→ Stated exercise: Once the pictures are set aside, transcribe the remaining data exactly.

→ Entries provided:
-------

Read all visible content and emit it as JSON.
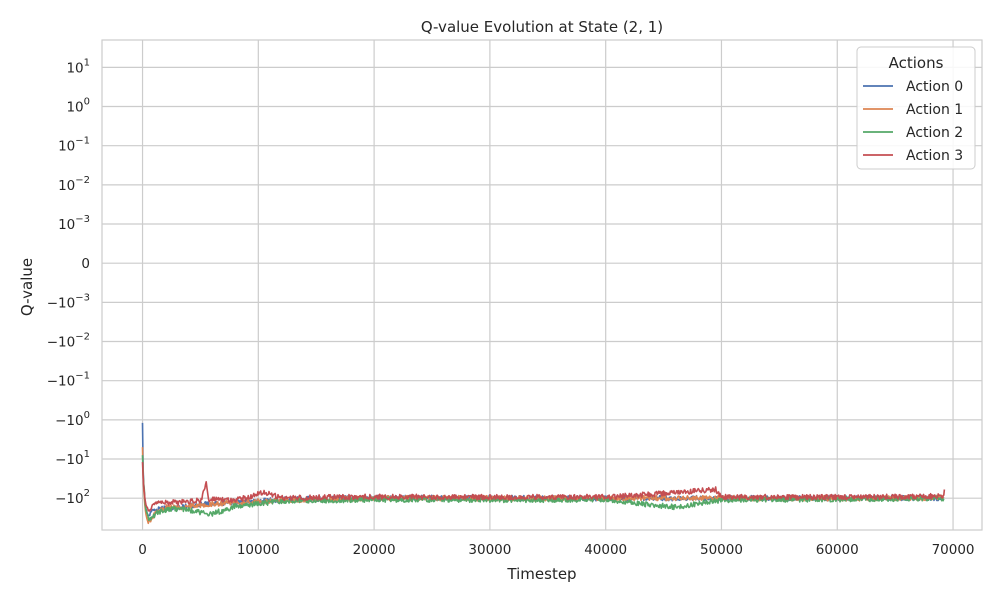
{
  "chart_data": {
    "type": "line",
    "title": "Q-value Evolution at State (2, 1)",
    "xlabel": "Timestep",
    "ylabel": "Q-value",
    "y_scale": "symlog",
    "y_linthresh": 0.001,
    "xlim": [
      -3500,
      72500
    ],
    "ylim": [
      -650,
      50
    ],
    "x_ticks": [
      0,
      10000,
      20000,
      30000,
      40000,
      50000,
      60000,
      70000
    ],
    "x_tick_labels": [
      "0",
      "10000",
      "20000",
      "30000",
      "40000",
      "50000",
      "60000",
      "70000"
    ],
    "y_ticks": [
      10,
      1,
      0.1,
      0.01,
      0.001,
      0,
      -0.001,
      -0.01,
      -0.1,
      -1,
      -10,
      -100
    ],
    "y_tick_labels": [
      {
        "base": "10",
        "exp": "1"
      },
      {
        "base": "10",
        "exp": "0"
      },
      {
        "base": "10",
        "exp": "−1"
      },
      {
        "base": "10",
        "exp": "−2"
      },
      {
        "base": "10",
        "exp": "−3"
      },
      {
        "base": "0",
        "exp": ""
      },
      {
        "base": "−10",
        "exp": "−3"
      },
      {
        "base": "−10",
        "exp": "−2"
      },
      {
        "base": "−10",
        "exp": "−1"
      },
      {
        "base": "−10",
        "exp": "0"
      },
      {
        "base": "−10",
        "exp": "1"
      },
      {
        "base": "−10",
        "exp": "2"
      }
    ],
    "grid": true,
    "legend": {
      "title": "Actions",
      "placement": "top-right"
    },
    "series": [
      {
        "name": "Action 0",
        "color": "#4c72b0",
        "points": [
          [
            0,
            -1.2
          ],
          [
            60,
            -20
          ],
          [
            150,
            -70
          ],
          [
            300,
            -190
          ],
          [
            500,
            -300
          ],
          [
            800,
            -230
          ],
          [
            1200,
            -200
          ],
          [
            2000,
            -180
          ],
          [
            3000,
            -175
          ],
          [
            5000,
            -140
          ],
          [
            8000,
            -130
          ],
          [
            12000,
            -110
          ],
          [
            20000,
            -98
          ],
          [
            30000,
            -100
          ],
          [
            40000,
            -102
          ],
          [
            50000,
            -100
          ],
          [
            60000,
            -101
          ],
          [
            69200,
            -100
          ]
        ]
      },
      {
        "name": "Action 1",
        "color": "#dd8452",
        "points": [
          [
            0,
            -5
          ],
          [
            60,
            -30
          ],
          [
            150,
            -90
          ],
          [
            300,
            -260
          ],
          [
            500,
            -450
          ],
          [
            700,
            -380
          ],
          [
            1000,
            -260
          ],
          [
            2000,
            -170
          ],
          [
            3000,
            -175
          ],
          [
            5000,
            -150
          ],
          [
            8000,
            -130
          ],
          [
            12000,
            -115
          ],
          [
            20000,
            -100
          ],
          [
            30000,
            -102
          ],
          [
            40000,
            -101
          ],
          [
            50000,
            -100
          ],
          [
            60000,
            -104
          ],
          [
            69200,
            -100
          ]
        ]
      },
      {
        "name": "Action 2",
        "color": "#55a868",
        "points": [
          [
            0,
            -8
          ],
          [
            60,
            -25
          ],
          [
            150,
            -60
          ],
          [
            300,
            -200
          ],
          [
            600,
            -360
          ],
          [
            900,
            -300
          ],
          [
            1200,
            -240
          ],
          [
            2000,
            -200
          ],
          [
            3000,
            -190
          ],
          [
            4000,
            -200
          ],
          [
            5800,
            -260
          ],
          [
            8000,
            -160
          ],
          [
            12000,
            -120
          ],
          [
            20000,
            -110
          ],
          [
            30000,
            -112
          ],
          [
            40000,
            -110
          ],
          [
            46000,
            -170
          ],
          [
            50000,
            -112
          ],
          [
            60000,
            -108
          ],
          [
            69200,
            -103
          ]
        ]
      },
      {
        "name": "Action 3",
        "color": "#c44e52",
        "points": [
          [
            0,
            -12
          ],
          [
            60,
            -30
          ],
          [
            150,
            -70
          ],
          [
            300,
            -150
          ],
          [
            500,
            -200
          ],
          [
            800,
            -170
          ],
          [
            1200,
            -140
          ],
          [
            2000,
            -130
          ],
          [
            3000,
            -130
          ],
          [
            5000,
            -115
          ],
          [
            5500,
            -40
          ],
          [
            5700,
            -110
          ],
          [
            8000,
            -115
          ],
          [
            10500,
            -70
          ],
          [
            12000,
            -100
          ],
          [
            20000,
            -92
          ],
          [
            30000,
            -95
          ],
          [
            40000,
            -95
          ],
          [
            49500,
            -60
          ],
          [
            50000,
            -95
          ],
          [
            60000,
            -95
          ],
          [
            69200,
            -90
          ],
          [
            69250,
            -60
          ]
        ]
      }
    ]
  }
}
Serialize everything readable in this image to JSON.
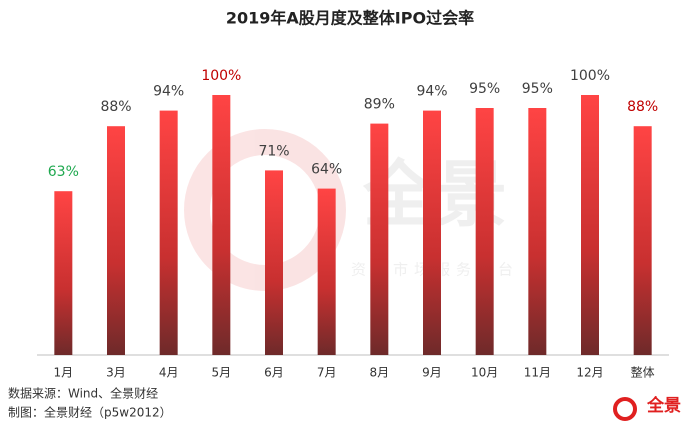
{
  "chart_data": {
    "type": "bar",
    "title": "2019年A股月度及整体IPO过会率",
    "categories": [
      "1月",
      "3月",
      "4月",
      "5月",
      "6月",
      "7月",
      "8月",
      "9月",
      "10月",
      "11月",
      "12月",
      "整体"
    ],
    "values": [
      63,
      88,
      94,
      100,
      71,
      64,
      89,
      94,
      95,
      95,
      100,
      88
    ],
    "value_labels": [
      "63%",
      "88%",
      "94%",
      "100%",
      "71%",
      "64%",
      "89%",
      "94%",
      "95%",
      "95%",
      "100%",
      "88%"
    ],
    "label_colors": [
      "#1fa84f",
      "#404040",
      "#404040",
      "#c00000",
      "#404040",
      "#404040",
      "#404040",
      "#404040",
      "#404040",
      "#404040",
      "#404040",
      "#c00000"
    ],
    "color": "#f03c3c",
    "source": "数据来源：Wind、全景财经",
    "credit": "制图：全景财经（p5w2012）",
    "watermark": "全景",
    "watermark_subtitle": "资本市场服务平台",
    "logo": "全景"
  }
}
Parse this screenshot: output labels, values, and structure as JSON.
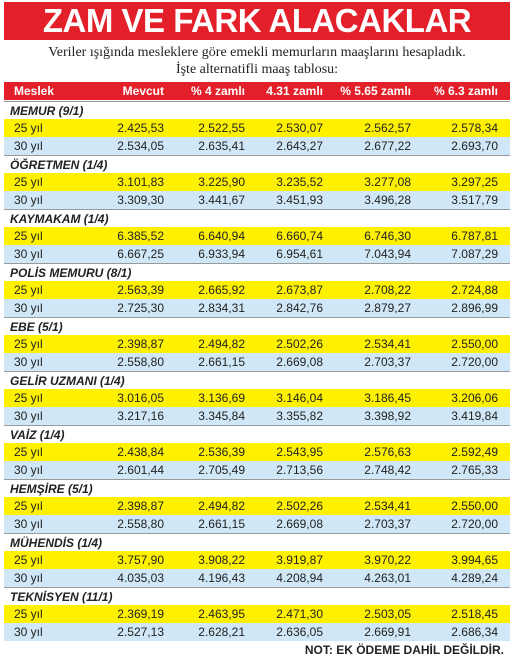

-------

→ Answer in full:
Read all visible content and emit it as JSON.
{
  "chart_data": {
    "type": "line",
    "title": "Q-value Evolution at State (2, 1)",
    "xlabel": "Timestep",
    "ylabel": "Q-value",
    "y_scale": "symlog",
    "y_linthresh": 0.001,
    "xlim": [
      -3500,
      72500
    ],
    "ylim": [
      -650,
      50
    ],
    "x_ticks": [
      0,
      10000,
      20000,
      30000,
      40000,
      50000,
      60000,
      70000
    ],
    "x_tick_labels": [
      "0",
      "10000",
      "20000",
      "30000",
      "40000",
      "50000",
      "60000",
      "70000"
    ],
    "y_ticks": [
      10,
      1,
      0.1,
      0.01,
      0.001,
      0,
      -0.001,
      -0.01,
      -0.1,
      -1,
      -10,
      -100
    ],
    "y_tick_labels": [
      {
        "base": "10",
        "exp": "1"
      },
      {
        "base": "10",
        "exp": "0"
      },
      {
        "base": "10",
        "exp": "−1"
      },
      {
        "base": "10",
        "exp": "−2"
      },
      {
        "base": "10",
        "exp": "−3"
      },
      {
        "base": "0",
        "exp": ""
      },
      {
        "base": "−10",
        "exp": "−3"
      },
      {
        "base": "−10",
        "exp": "−2"
      },
      {
        "base": "−10",
        "exp": "−1"
      },
      {
        "base": "−10",
        "exp": "0"
      },
      {
        "base": "−10",
        "exp": "1"
      },
      {
        "base": "−10",
        "exp": "2"
      }
    ],
    "grid": true,
    "legend": {
      "title": "Actions",
      "placement": "top-right"
    },
    "series": [
      {
        "name": "Action 0",
        "color": "#4c72b0",
        "points": [
          [
            0,
            -1.2
          ],
          [
            60,
            -20
          ],
          [
            150,
            -70
          ],
          [
            300,
            -190
          ],
          [
            500,
            -300
          ],
          [
            800,
            -230
          ],
          [
            1200,
            -200
          ],
          [
            2000,
            -180
          ],
          [
            3000,
            -175
          ],
          [
            5000,
            -140
          ],
          [
            8000,
            -130
          ],
          [
            12000,
            -110
          ],
          [
            20000,
            -98
          ],
          [
            30000,
            -100
          ],
          [
            40000,
            -102
          ],
          [
            50000,
            -100
          ],
          [
            60000,
            -101
          ],
          [
            69200,
            -100
          ]
        ]
      },
      {
        "name": "Action 1",
        "color": "#dd8452",
        "points": [
          [
            0,
            -5
          ],
          [
            60,
            -30
          ],
          [
            150,
            -90
          ],
          [
            300,
            -260
          ],
          [
            500,
            -450
          ],
          [
            700,
            -380
          ],
          [
            1000,
            -260
          ],
          [
            2000,
            -170
          ],
          [
            3000,
            -175
          ],
          [
            5000,
            -150
          ],
          [
            8000,
            -130
          ],
          [
            12000,
            -115
          ],
          [
            20000,
            -100
          ],
          [
            30000,
            -102
          ],
          [
            40000,
            -101
          ],
          [
            50000,
            -100
          ],
          [
            60000,
            -104
          ],
          [
            69200,
            -100
          ]
        ]
      },
      {
        "name": "Action 2",
        "color": "#55a868",
        "points": [
          [
            0,
            -8
          ],
          [
            60,
            -25
          ],
          [
            150,
            -60
          ],
          [
            300,
            -200
          ],
          [
            600,
            -360
          ],
          [
            900,
            -300
          ],
          [
            1200,
            -240
          ],
          [
            2000,
            -200
          ],
          [
            3000,
            -190
          ],
          [
            4000,
            -200
          ],
          [
            5800,
            -260
          ],
          [
            8000,
            -160
          ],
          [
            12000,
            -120
          ],
          [
            20000,
            -110
          ],
          [
            30000,
            -112
          ],
          [
            40000,
            -110
          ],
          [
            46000,
            -170
          ],
          [
            50000,
            -112
          ],
          [
            60000,
            -108
          ],
          [
            69200,
            -103
          ]
        ]
      },
      {
        "name": "Action 3",
        "color": "#c44e52",
        "points": [
          [
            0,
            -12
          ],
          [
            60,
            -30
          ],
          [
            150,
            -70
          ],
          [
            300,
            -150
          ],
          [
            500,
            -200
          ],
          [
            800,
            -170
          ],
          [
            1200,
            -140
          ],
          [
            2000,
            -130
          ],
          [
            3000,
            -130
          ],
          [
            5000,
            -115
          ],
          [
            5500,
            -40
          ],
          [
            5700,
            -110
          ],
          [
            8000,
            -115
          ],
          [
            10500,
            -70
          ],
          [
            12000,
            -100
          ],
          [
            20000,
            -92
          ],
          [
            30000,
            -95
          ],
          [
            40000,
            -95
          ],
          [
            49500,
            -60
          ],
          [
            50000,
            -95
          ],
          [
            60000,
            -95
          ],
          [
            69200,
            -90
          ],
          [
            69250,
            -60
          ]
        ]
      }
    ]
  }
}
Serialize everything readable in this image to JSON.
{
  "chart_data": {
    "type": "bar",
    "title": "2019年A股月度及整体IPO过会率",
    "categories": [
      "1月",
      "3月",
      "4月",
      "5月",
      "6月",
      "7月",
      "8月",
      "9月",
      "10月",
      "11月",
      "12月",
      "整体"
    ],
    "values": [
      63,
      88,
      94,
      100,
      71,
      64,
      89,
      94,
      95,
      95,
      100,
      88
    ],
    "value_labels": [
      "63%",
      "88%",
      "94%",
      "100%",
      "71%",
      "64%",
      "89%",
      "94%",
      "95%",
      "95%",
      "100%",
      "88%"
    ],
    "label_colors": [
      "#1fa84f",
      "#404040",
      "#404040",
      "#c00000",
      "#404040",
      "#404040",
      "#404040",
      "#404040",
      "#404040",
      "#404040",
      "#404040",
      "#c00000"
    ],
    "color": "#f03c3c",
    "source": "数据来源：Wind、全景财经",
    "credit": "制图：全景财经（p5w2012）",
    "watermark": "全景",
    "watermark_subtitle": "资本市场服务平台",
    "logo": "全景"
  }
}
Parse this screenshot: output labels, values, and structure as JSON.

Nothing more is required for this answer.